--- START OF Supplied material ---
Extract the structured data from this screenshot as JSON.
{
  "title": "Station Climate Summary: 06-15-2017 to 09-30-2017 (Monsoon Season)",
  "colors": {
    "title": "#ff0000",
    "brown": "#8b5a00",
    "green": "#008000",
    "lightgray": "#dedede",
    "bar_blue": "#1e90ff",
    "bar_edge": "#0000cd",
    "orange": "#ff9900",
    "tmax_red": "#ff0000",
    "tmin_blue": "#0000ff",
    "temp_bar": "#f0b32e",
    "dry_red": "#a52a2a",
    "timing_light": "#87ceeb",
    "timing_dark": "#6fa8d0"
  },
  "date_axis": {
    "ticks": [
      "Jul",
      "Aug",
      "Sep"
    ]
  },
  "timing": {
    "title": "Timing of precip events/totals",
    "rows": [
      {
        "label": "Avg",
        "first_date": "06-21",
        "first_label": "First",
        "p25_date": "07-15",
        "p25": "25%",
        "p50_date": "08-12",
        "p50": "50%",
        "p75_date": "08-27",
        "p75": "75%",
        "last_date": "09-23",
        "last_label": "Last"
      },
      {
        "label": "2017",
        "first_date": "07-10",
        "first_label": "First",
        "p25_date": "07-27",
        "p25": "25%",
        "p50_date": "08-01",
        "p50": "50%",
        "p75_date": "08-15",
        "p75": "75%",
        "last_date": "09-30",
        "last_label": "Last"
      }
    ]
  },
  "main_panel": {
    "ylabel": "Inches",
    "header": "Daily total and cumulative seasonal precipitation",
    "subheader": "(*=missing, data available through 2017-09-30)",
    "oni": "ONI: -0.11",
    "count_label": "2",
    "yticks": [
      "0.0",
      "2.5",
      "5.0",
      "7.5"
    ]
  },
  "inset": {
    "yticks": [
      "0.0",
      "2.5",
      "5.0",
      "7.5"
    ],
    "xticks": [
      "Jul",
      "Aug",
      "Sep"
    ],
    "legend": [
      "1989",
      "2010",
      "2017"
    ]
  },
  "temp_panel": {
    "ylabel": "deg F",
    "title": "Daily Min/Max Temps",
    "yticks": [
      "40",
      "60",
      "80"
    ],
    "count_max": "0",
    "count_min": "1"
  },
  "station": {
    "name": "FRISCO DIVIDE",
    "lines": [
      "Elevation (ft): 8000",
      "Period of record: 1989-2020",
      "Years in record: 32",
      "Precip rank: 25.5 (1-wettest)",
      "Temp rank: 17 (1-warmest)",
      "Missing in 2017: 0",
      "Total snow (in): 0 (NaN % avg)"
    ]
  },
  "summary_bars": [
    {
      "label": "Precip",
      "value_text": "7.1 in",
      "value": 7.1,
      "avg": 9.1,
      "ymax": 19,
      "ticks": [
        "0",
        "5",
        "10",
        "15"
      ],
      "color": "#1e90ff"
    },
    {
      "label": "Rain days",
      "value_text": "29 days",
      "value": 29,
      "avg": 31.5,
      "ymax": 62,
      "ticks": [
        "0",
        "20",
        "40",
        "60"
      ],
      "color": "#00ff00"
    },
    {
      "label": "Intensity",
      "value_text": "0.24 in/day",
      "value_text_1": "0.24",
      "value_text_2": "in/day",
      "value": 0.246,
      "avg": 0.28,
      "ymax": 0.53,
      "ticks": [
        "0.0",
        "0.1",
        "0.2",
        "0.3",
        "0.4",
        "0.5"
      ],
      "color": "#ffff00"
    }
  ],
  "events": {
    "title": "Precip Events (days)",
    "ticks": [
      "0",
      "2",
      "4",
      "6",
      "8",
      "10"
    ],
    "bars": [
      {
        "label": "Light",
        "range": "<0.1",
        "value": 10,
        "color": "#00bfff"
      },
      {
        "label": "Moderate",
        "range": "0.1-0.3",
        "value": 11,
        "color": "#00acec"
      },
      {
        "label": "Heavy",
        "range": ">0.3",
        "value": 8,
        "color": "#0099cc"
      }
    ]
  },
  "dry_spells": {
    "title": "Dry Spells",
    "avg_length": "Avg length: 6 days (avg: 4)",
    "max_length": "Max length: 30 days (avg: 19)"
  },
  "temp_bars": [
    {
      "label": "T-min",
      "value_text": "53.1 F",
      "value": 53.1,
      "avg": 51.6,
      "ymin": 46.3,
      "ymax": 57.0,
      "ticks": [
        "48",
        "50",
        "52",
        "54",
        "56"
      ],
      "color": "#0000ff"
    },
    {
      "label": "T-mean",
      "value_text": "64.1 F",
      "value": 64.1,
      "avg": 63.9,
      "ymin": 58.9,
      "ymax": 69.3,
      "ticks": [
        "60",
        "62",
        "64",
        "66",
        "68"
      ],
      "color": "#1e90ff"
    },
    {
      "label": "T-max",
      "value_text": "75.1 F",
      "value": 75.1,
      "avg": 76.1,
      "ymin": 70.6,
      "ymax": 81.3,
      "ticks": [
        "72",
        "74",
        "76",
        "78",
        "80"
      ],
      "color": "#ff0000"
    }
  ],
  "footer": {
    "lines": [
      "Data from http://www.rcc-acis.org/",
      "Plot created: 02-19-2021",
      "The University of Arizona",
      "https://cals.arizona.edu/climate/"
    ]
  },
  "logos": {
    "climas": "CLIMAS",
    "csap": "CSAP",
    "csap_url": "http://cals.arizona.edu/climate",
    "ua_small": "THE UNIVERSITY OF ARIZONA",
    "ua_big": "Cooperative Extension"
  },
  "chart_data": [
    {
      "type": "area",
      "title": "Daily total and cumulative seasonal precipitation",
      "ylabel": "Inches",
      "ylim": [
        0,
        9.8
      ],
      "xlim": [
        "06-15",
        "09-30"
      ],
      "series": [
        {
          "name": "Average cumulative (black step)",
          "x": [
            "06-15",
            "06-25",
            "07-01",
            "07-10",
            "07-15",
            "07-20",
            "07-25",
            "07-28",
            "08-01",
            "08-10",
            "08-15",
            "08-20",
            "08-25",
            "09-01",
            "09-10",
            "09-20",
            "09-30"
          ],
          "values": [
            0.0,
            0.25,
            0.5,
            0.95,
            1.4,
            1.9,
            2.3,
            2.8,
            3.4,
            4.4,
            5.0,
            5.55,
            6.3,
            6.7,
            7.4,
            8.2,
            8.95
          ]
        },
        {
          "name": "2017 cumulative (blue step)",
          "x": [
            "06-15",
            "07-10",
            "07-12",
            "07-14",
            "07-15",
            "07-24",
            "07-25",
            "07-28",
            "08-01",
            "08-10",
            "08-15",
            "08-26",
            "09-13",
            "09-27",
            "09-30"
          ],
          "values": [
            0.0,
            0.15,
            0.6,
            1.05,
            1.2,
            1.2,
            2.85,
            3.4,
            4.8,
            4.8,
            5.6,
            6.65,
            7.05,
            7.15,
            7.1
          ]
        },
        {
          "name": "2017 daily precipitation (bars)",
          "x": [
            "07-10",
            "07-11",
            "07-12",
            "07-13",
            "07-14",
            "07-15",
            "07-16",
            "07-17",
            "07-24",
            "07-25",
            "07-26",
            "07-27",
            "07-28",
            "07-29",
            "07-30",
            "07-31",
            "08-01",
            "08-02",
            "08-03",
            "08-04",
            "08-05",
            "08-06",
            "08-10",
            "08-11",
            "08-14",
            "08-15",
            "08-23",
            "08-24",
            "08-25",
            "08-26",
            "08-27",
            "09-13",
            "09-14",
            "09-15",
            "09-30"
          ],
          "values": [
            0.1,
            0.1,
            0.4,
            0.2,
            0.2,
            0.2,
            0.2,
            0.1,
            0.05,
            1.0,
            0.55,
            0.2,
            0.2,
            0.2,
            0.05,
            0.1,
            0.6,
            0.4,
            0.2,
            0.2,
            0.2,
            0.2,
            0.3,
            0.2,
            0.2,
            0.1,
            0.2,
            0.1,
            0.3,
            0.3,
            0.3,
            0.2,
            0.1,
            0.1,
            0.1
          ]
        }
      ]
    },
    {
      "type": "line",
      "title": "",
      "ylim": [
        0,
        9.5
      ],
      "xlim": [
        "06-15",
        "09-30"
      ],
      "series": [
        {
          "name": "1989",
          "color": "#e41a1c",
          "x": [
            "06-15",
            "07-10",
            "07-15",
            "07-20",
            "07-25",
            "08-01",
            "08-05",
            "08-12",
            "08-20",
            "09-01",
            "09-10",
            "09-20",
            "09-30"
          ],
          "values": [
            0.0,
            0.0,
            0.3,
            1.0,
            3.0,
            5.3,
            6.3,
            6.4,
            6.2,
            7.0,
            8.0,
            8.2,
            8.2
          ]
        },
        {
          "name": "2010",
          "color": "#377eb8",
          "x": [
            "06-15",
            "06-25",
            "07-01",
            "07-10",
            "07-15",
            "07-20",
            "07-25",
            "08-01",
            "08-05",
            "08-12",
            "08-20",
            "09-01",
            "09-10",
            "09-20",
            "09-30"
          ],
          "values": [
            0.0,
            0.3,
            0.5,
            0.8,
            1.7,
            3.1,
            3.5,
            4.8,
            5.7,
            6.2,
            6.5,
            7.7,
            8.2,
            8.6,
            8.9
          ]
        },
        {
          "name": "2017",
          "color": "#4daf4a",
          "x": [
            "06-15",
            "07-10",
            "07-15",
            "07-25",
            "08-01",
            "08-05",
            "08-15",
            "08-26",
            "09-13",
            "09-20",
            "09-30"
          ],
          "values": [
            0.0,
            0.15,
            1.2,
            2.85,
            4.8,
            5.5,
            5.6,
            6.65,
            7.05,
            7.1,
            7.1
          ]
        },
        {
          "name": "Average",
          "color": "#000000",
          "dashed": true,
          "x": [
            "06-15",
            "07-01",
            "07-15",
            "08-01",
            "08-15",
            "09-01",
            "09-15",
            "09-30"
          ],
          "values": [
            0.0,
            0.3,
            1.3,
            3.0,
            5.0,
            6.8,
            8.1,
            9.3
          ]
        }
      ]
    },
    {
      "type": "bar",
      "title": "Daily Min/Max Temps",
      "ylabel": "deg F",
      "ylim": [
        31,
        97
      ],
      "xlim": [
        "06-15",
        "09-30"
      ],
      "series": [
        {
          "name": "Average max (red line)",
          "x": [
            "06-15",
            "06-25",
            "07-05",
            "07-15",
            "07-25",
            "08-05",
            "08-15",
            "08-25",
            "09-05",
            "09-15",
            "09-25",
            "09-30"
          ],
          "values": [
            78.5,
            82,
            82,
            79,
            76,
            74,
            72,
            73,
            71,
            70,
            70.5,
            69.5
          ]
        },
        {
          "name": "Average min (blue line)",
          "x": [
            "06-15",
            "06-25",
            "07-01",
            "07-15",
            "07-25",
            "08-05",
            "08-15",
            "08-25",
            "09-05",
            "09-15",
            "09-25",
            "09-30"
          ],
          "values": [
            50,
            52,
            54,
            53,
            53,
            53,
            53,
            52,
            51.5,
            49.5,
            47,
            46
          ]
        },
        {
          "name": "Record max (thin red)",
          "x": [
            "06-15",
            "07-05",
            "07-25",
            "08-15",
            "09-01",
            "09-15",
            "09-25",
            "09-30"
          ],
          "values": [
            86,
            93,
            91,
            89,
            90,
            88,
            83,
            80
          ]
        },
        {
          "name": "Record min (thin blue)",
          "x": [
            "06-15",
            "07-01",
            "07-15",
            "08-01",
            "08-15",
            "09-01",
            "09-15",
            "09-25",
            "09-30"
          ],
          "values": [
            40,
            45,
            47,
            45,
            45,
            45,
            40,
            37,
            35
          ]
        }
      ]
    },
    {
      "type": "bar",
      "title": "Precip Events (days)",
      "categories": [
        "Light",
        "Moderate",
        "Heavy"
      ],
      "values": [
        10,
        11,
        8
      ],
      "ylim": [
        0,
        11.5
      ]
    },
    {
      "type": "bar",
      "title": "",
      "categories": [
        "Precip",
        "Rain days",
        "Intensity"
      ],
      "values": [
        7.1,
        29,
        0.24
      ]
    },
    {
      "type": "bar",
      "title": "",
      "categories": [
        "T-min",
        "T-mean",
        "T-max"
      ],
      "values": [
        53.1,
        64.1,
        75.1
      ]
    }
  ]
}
--- END OF Supplied material ---
| Task objective |
Pull out each line of the records holding the string "rank".

| Full answer |
      "Precip rank: 25.5 (1-wettest)",
      "Temp rank: 17 (1-warmest)",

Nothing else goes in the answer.